- [Objective] For every line in the data below that contains "аварий", copy the line.
* START Exercise data *
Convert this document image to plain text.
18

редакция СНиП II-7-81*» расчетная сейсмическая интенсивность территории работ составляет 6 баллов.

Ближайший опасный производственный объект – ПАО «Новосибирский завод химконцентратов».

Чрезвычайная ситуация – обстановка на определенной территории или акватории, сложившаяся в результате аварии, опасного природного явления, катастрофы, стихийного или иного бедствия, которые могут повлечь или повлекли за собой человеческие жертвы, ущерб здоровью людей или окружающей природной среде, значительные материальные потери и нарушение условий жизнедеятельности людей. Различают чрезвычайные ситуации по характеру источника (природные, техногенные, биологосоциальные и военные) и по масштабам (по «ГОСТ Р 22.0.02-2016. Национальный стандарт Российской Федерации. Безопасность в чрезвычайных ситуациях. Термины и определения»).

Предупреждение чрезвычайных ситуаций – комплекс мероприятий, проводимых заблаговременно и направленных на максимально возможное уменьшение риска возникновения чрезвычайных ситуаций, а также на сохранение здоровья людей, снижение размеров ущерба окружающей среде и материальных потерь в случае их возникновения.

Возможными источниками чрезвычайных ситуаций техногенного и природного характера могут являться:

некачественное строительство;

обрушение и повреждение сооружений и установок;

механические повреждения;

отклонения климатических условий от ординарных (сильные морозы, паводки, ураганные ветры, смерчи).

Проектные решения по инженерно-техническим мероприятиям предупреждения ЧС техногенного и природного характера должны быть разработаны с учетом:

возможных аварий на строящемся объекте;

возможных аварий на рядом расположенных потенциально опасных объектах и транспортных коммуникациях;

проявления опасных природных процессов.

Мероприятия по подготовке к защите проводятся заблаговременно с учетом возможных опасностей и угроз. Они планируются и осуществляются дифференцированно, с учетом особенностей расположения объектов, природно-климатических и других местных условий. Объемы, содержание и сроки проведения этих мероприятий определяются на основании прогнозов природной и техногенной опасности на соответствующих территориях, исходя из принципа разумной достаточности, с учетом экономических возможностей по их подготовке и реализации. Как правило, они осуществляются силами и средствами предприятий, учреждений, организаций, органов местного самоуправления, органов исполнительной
* END Exercise data *
- [Reply to the task]
возможных аварий на строящемся объекте;
возможных аварий на рядом расположенных потенциально опасных объектах и транспортных коммуникациях;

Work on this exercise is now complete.